§ **Task to complete**:
Check each line of the records for "用户协议"; collect those that have it.

§ **Stored data entries**:
----------

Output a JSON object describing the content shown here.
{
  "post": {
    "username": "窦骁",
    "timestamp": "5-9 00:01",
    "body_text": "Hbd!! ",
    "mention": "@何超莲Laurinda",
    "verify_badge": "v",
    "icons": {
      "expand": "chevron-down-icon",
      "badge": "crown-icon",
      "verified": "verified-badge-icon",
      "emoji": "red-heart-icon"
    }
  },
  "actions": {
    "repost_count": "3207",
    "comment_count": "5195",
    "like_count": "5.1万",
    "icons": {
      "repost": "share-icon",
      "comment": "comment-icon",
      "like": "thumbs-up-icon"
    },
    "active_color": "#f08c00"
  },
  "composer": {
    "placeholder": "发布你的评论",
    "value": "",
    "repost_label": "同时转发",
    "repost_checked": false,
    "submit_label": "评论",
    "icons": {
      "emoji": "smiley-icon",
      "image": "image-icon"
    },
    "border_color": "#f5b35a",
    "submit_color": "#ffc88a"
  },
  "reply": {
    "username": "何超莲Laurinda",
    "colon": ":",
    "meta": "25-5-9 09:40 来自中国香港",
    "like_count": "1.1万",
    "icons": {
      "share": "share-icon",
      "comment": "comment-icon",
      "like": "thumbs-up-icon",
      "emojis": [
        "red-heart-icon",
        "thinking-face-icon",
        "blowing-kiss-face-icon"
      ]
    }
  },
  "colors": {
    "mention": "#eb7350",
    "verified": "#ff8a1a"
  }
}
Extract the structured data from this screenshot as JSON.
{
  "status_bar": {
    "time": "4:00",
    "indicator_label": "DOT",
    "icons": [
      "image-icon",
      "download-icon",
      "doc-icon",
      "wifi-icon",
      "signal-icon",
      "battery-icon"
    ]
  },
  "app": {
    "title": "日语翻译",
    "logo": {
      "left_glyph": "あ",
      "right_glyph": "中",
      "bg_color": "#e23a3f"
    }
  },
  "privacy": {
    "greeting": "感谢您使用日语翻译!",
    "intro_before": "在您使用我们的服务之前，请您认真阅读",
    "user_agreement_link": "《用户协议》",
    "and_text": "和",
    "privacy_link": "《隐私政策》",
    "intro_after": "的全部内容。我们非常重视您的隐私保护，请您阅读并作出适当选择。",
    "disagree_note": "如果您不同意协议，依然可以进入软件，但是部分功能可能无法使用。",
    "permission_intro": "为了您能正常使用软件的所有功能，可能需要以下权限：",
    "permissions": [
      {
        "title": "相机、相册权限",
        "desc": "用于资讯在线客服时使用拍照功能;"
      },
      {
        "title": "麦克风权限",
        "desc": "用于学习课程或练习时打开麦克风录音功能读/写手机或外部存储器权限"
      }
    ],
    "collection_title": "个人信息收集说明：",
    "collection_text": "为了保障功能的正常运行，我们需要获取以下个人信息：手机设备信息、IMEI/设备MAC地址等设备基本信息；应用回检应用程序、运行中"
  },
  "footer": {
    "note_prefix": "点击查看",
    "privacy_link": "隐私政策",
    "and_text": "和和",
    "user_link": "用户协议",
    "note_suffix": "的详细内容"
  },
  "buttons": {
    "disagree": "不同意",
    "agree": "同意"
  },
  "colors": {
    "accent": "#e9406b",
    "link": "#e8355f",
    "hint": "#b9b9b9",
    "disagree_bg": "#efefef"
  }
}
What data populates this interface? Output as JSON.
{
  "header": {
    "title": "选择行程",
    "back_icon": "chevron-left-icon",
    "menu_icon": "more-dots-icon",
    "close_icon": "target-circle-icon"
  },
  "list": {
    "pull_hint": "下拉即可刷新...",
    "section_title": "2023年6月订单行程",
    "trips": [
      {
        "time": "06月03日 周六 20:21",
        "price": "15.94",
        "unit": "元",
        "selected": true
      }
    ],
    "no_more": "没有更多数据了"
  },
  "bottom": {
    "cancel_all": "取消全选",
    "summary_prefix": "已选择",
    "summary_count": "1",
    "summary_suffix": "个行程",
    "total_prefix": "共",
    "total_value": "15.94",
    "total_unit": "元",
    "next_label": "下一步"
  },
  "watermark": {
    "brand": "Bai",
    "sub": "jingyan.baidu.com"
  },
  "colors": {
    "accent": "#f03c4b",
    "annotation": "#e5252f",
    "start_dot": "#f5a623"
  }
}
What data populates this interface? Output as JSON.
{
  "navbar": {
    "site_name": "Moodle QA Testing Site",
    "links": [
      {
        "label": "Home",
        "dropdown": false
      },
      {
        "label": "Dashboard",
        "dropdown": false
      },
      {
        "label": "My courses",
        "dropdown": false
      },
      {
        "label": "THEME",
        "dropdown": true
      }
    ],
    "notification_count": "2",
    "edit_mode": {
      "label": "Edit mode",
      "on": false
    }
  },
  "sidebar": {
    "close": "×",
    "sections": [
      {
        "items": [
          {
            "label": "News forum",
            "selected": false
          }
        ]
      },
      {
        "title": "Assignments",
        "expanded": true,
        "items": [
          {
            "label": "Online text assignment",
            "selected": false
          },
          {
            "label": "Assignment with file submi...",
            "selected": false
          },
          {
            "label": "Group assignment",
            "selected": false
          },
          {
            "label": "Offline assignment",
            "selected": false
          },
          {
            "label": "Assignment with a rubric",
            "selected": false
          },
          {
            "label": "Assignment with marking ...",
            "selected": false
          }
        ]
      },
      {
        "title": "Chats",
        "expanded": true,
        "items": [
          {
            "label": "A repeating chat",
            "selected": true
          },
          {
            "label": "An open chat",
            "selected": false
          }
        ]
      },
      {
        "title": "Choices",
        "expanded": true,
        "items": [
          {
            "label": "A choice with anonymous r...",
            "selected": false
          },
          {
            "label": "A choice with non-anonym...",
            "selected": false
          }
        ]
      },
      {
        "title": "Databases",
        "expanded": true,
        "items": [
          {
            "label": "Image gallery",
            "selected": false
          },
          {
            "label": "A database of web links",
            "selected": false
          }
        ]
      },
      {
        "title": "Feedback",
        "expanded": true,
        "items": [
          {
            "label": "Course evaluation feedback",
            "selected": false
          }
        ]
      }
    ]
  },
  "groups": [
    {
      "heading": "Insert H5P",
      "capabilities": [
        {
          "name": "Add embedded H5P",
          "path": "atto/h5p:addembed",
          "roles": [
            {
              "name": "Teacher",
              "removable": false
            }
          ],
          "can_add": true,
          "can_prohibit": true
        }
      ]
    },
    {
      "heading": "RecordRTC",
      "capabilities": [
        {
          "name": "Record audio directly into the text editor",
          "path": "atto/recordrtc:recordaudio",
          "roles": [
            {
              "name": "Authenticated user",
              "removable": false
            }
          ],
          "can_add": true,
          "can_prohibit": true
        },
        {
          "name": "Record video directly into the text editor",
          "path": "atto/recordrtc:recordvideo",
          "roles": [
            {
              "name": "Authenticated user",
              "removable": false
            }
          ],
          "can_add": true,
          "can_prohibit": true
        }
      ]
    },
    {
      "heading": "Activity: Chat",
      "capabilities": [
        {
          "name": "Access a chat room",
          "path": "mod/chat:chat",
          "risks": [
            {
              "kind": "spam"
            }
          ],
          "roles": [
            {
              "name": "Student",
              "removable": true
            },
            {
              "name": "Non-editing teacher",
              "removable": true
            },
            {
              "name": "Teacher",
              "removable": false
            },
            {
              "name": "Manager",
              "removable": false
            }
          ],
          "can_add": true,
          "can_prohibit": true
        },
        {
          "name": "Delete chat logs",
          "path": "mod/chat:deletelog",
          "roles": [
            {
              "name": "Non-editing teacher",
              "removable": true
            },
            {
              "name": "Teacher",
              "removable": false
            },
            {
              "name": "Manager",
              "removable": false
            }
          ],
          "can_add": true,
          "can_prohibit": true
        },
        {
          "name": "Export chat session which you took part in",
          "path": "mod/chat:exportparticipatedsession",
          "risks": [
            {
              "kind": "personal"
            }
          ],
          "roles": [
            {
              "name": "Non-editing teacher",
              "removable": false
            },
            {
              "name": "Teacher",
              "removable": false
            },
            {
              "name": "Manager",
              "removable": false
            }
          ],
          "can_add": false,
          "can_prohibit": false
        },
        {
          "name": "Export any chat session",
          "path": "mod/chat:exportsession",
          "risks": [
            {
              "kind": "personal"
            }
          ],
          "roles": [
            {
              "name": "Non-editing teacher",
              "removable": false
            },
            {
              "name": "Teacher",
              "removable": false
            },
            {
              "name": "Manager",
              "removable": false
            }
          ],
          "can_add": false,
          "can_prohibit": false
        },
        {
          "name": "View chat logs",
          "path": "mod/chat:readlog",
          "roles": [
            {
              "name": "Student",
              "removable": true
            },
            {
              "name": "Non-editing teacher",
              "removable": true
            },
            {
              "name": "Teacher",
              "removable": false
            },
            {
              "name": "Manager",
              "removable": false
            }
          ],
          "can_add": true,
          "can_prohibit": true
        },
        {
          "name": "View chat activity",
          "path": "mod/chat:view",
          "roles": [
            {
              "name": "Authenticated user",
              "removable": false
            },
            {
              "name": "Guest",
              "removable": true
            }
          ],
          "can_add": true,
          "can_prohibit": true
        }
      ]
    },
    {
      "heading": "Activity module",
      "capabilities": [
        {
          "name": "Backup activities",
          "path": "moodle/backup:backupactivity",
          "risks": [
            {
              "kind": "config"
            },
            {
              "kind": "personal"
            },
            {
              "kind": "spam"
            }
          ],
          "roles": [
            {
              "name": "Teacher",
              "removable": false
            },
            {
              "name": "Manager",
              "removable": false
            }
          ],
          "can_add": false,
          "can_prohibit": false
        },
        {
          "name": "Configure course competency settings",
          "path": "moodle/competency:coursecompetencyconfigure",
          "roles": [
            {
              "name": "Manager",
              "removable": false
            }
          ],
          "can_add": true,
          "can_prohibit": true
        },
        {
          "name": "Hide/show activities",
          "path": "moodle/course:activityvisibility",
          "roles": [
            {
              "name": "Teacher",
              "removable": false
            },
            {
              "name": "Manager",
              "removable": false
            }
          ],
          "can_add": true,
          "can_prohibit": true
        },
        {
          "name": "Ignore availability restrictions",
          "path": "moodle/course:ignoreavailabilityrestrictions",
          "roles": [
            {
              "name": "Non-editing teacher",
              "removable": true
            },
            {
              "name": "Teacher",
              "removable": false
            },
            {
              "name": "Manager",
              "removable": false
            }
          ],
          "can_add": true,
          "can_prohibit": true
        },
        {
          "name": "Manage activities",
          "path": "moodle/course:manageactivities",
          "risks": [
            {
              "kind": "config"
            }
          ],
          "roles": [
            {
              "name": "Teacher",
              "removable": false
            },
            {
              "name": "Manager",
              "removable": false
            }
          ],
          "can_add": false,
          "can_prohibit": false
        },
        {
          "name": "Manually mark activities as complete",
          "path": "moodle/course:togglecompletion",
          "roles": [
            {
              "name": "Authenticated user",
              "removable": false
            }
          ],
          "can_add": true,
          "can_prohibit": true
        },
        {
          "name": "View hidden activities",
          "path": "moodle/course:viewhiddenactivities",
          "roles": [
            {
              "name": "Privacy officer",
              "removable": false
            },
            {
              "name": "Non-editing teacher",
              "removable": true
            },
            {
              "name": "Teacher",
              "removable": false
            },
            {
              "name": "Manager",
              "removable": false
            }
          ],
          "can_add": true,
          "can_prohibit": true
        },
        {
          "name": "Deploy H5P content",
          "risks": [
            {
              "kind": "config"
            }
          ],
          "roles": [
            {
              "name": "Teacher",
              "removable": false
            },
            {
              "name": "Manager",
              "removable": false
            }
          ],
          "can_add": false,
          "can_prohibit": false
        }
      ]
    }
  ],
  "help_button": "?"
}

----------

§ **Task result**:
    "user_agreement_link": "《用户协议》",
    "user_link": "用户协议",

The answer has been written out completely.